■ What needs to be done: Keep the images out and copy every entry below exactly.

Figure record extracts

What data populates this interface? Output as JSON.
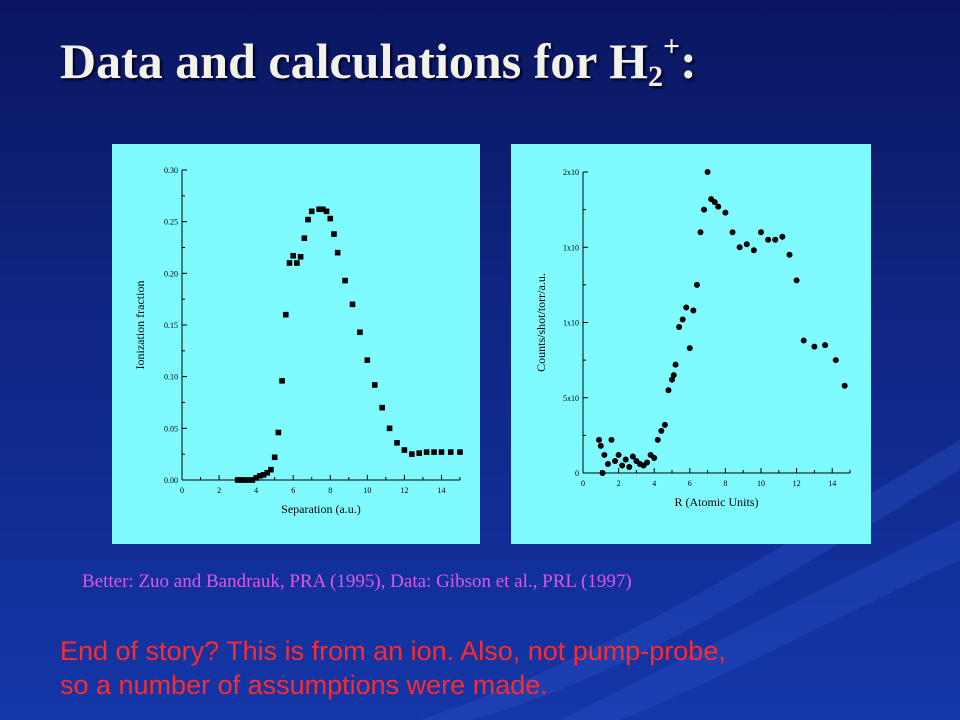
{
  "slide": {
    "title_main": "Data and calculations for H",
    "title_sub": "2",
    "title_sup": "+",
    "title_end": ":",
    "citation": "Better: Zuo and Bandrauk, PRA (1995), Data: Gibson et al., PRL (1997)",
    "story_line1": "End of story?  This is from an ion. Also, not pump-probe,",
    "story_line2": "so a number of assumptions were made.",
    "colors": {
      "panel": "#7ffbff",
      "title": "#f2f2ea",
      "citation": "#e055e6",
      "story": "#ff2a2a",
      "marks": "#000000"
    }
  },
  "chart_data": [
    {
      "type": "scatter",
      "marker": "square",
      "xlabel": "Separation (a.u.)",
      "ylabel": "Ionization fraction",
      "xlim": [
        0,
        15
      ],
      "ylim": [
        0,
        0.3
      ],
      "xticks": [
        "0",
        "2",
        "4",
        "6",
        "8",
        "10",
        "12",
        "14"
      ],
      "yticks": [
        "0.00",
        "0.05",
        "0.10",
        "0.15",
        "0.20",
        "0.25",
        "0.30"
      ],
      "x": [
        3.0,
        3.2,
        3.4,
        3.6,
        3.8,
        4.0,
        4.2,
        4.4,
        4.6,
        4.8,
        5.0,
        5.2,
        5.4,
        5.6,
        5.8,
        6.0,
        6.2,
        6.4,
        6.6,
        6.8,
        7.0,
        7.4,
        7.6,
        7.8,
        8.0,
        8.2,
        8.4,
        8.8,
        9.2,
        9.6,
        10.0,
        10.4,
        10.8,
        11.2,
        11.6,
        12.0,
        12.4,
        12.8,
        13.2,
        13.6,
        14.0,
        14.5,
        15.0
      ],
      "y": [
        0.0,
        0.0,
        0.0,
        0.0,
        0.0,
        0.002,
        0.004,
        0.005,
        0.007,
        0.01,
        0.022,
        0.046,
        0.096,
        0.16,
        0.21,
        0.217,
        0.21,
        0.216,
        0.234,
        0.252,
        0.26,
        0.262,
        0.262,
        0.26,
        0.253,
        0.238,
        0.22,
        0.193,
        0.17,
        0.143,
        0.116,
        0.092,
        0.07,
        0.05,
        0.036,
        0.029,
        0.025,
        0.026,
        0.027,
        0.027,
        0.027,
        0.027,
        0.027
      ]
    },
    {
      "type": "scatter",
      "marker": "circle",
      "xlabel": "R (Atomic Units)",
      "ylabel": "Counts/shot/torr/a.u.",
      "xlim": [
        0,
        15
      ],
      "ylim": [
        0,
        2
      ],
      "xticks": [
        "0",
        "2",
        "4",
        "6",
        "8",
        "10",
        "12",
        "14"
      ],
      "yticks": [
        "0",
        "5x10",
        "1x10",
        "1x10",
        "2x10"
      ],
      "x": [
        0.9,
        1.0,
        1.1,
        1.2,
        1.4,
        1.6,
        1.8,
        2.0,
        2.2,
        2.4,
        2.6,
        2.8,
        3.0,
        3.2,
        3.4,
        3.6,
        3.8,
        4.0,
        4.2,
        4.4,
        4.6,
        4.8,
        5.0,
        5.1,
        5.2,
        5.4,
        5.6,
        5.8,
        6.0,
        6.2,
        6.4,
        6.6,
        6.8,
        7.0,
        7.2,
        7.4,
        7.6,
        8.0,
        8.4,
        8.8,
        9.2,
        9.6,
        10.0,
        10.4,
        10.8,
        11.2,
        11.6,
        12.0,
        12.4,
        13.0,
        13.6,
        14.2,
        14.7
      ],
      "y": [
        0.22,
        0.18,
        0.0,
        0.12,
        0.06,
        0.22,
        0.08,
        0.12,
        0.05,
        0.09,
        0.04,
        0.11,
        0.08,
        0.06,
        0.05,
        0.07,
        0.12,
        0.1,
        0.22,
        0.28,
        0.32,
        0.55,
        0.62,
        0.65,
        0.72,
        0.97,
        1.02,
        1.1,
        0.83,
        1.08,
        1.25,
        1.6,
        1.75,
        2.0,
        1.82,
        1.8,
        1.77,
        1.73,
        1.6,
        1.5,
        1.52,
        1.48,
        1.6,
        1.55,
        1.55,
        1.57,
        1.45,
        1.28,
        0.88,
        0.84,
        0.85,
        0.75,
        0.58
      ]
    }
  ]
}
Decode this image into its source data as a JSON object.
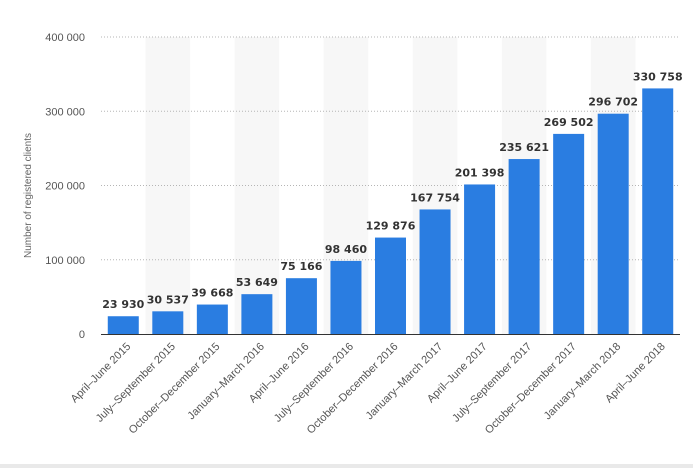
{
  "chart_data": {
    "type": "bar",
    "title": "",
    "xlabel": "",
    "ylabel": "Number of registered clients",
    "ylim": [
      0,
      400000
    ],
    "y_ticks": [
      0,
      100000,
      200000,
      300000,
      400000
    ],
    "y_tick_labels": [
      "0",
      "100 000",
      "200 000",
      "300 000",
      "400 000"
    ],
    "grid": "horizontal dotted",
    "bar_color": "#2a7de1",
    "categories": [
      "April–June 2015",
      "July–September 2015",
      "October–December 2015",
      "January–March 2016",
      "April–June 2016",
      "July–September 2016",
      "October–December 2016",
      "January–March 2017",
      "April–June 2017",
      "July–September 2017",
      "October–December 2017",
      "January–March 2018",
      "April–June 2018"
    ],
    "values": [
      23930,
      30537,
      39668,
      53649,
      75166,
      98460,
      129876,
      167754,
      201398,
      235621,
      269502,
      296702,
      330758
    ],
    "value_labels": [
      "23 930",
      "30 537",
      "39 668",
      "53 649",
      "75 166",
      "98 460",
      "129 876",
      "167 754",
      "201 398",
      "235 621",
      "269 502",
      "296 702",
      "330 758"
    ]
  }
}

■ Exercise output:
What data populates this interface? Output as JSON.
{
  "slide": {
    "title_main": "Data and calculations for H",
    "title_sub": "2",
    "title_sup": "+",
    "title_end": ":",
    "citation": "Better: Zuo and Bandrauk, PRA (1995), Data: Gibson et al., PRL (1997)",
    "story_line1": "End of story?  This is from an ion. Also, not pump-probe,",
    "story_line2": "so a number of assumptions were made.",
    "colors": {
      "panel": "#7ffbff",
      "title": "#f2f2ea",
      "citation": "#e055e6",
      "story": "#ff2a2a",
      "marks": "#000000"
    }
  },
  "chart_data": [
    {
      "type": "scatter",
      "marker": "square",
      "xlabel": "Separation (a.u.)",
      "ylabel": "Ionization fraction",
      "xlim": [
        0,
        15
      ],
      "ylim": [
        0,
        0.3
      ],
      "xticks": [
        "0",
        "2",
        "4",
        "6",
        "8",
        "10",
        "12",
        "14"
      ],
      "yticks": [
        "0.00",
        "0.05",
        "0.10",
        "0.15",
        "0.20",
        "0.25",
        "0.30"
      ],
      "x": [
        3.0,
        3.2,
        3.4,
        3.6,
        3.8,
        4.0,
        4.2,
        4.4,
        4.6,
        4.8,
        5.0,
        5.2,
        5.4,
        5.6,
        5.8,
        6.0,
        6.2,
        6.4,
        6.6,
        6.8,
        7.0,
        7.4,
        7.6,
        7.8,
        8.0,
        8.2,
        8.4,
        8.8,
        9.2,
        9.6,
        10.0,
        10.4,
        10.8,
        11.2,
        11.6,
        12.0,
        12.4,
        12.8,
        13.2,
        13.6,
        14.0,
        14.5,
        15.0
      ],
      "y": [
        0.0,
        0.0,
        0.0,
        0.0,
        0.0,
        0.002,
        0.004,
        0.005,
        0.007,
        0.01,
        0.022,
        0.046,
        0.096,
        0.16,
        0.21,
        0.217,
        0.21,
        0.216,
        0.234,
        0.252,
        0.26,
        0.262,
        0.262,
        0.26,
        0.253,
        0.238,
        0.22,
        0.193,
        0.17,
        0.143,
        0.116,
        0.092,
        0.07,
        0.05,
        0.036,
        0.029,
        0.025,
        0.026,
        0.027,
        0.027,
        0.027,
        0.027,
        0.027
      ]
    },
    {
      "type": "scatter",
      "marker": "circle",
      "xlabel": "R (Atomic Units)",
      "ylabel": "Counts/shot/torr/a.u.",
      "xlim": [
        0,
        15
      ],
      "ylim": [
        0,
        2
      ],
      "xticks": [
        "0",
        "2",
        "4",
        "6",
        "8",
        "10",
        "12",
        "14"
      ],
      "yticks": [
        "0",
        "5x10",
        "1x10",
        "1x10",
        "2x10"
      ],
      "x": [
        0.9,
        1.0,
        1.1,
        1.2,
        1.4,
        1.6,
        1.8,
        2.0,
        2.2,
        2.4,
        2.6,
        2.8,
        3.0,
        3.2,
        3.4,
        3.6,
        3.8,
        4.0,
        4.2,
        4.4,
        4.6,
        4.8,
        5.0,
        5.1,
        5.2,
        5.4,
        5.6,
        5.8,
        6.0,
        6.2,
        6.4,
        6.6,
        6.8,
        7.0,
        7.2,
        7.4,
        7.6,
        8.0,
        8.4,
        8.8,
        9.2,
        9.6,
        10.0,
        10.4,
        10.8,
        11.2,
        11.6,
        12.0,
        12.4,
        13.0,
        13.6,
        14.2,
        14.7
      ],
      "y": [
        0.22,
        0.18,
        0.0,
        0.12,
        0.06,
        0.22,
        0.08,
        0.12,
        0.05,
        0.09,
        0.04,
        0.11,
        0.08,
        0.06,
        0.05,
        0.07,
        0.12,
        0.1,
        0.22,
        0.28,
        0.32,
        0.55,
        0.62,
        0.65,
        0.72,
        0.97,
        1.02,
        1.1,
        0.83,
        1.08,
        1.25,
        1.6,
        1.75,
        2.0,
        1.82,
        1.8,
        1.77,
        1.73,
        1.6,
        1.5,
        1.52,
        1.48,
        1.6,
        1.55,
        1.55,
        1.57,
        1.45,
        1.28,
        0.88,
        0.84,
        0.85,
        0.75,
        0.58
      ]
    }
  ]
}
Decode this image into its source data as a JSON object.
{
  "chart_data": {
    "type": "bar",
    "title": "",
    "xlabel": "",
    "ylabel": "Number of registered clients",
    "ylim": [
      0,
      400000
    ],
    "y_ticks": [
      0,
      100000,
      200000,
      300000,
      400000
    ],
    "y_tick_labels": [
      "0",
      "100 000",
      "200 000",
      "300 000",
      "400 000"
    ],
    "grid": "horizontal dotted",
    "bar_color": "#2a7de1",
    "categories": [
      "April–June 2015",
      "July–September 2015",
      "October–December 2015",
      "January–March 2016",
      "April–June 2016",
      "July–September 2016",
      "October–December 2016",
      "January–March 2017",
      "April–June 2017",
      "July–September 2017",
      "October–December 2017",
      "January–March 2018",
      "April–June 2018"
    ],
    "values": [
      23930,
      30537,
      39668,
      53649,
      75166,
      98460,
      129876,
      167754,
      201398,
      235621,
      269502,
      296702,
      330758
    ],
    "value_labels": [
      "23 930",
      "30 537",
      "39 668",
      "53 649",
      "75 166",
      "98 460",
      "129 876",
      "167 754",
      "201 398",
      "235 621",
      "269 502",
      "296 702",
      "330 758"
    ]
  }
}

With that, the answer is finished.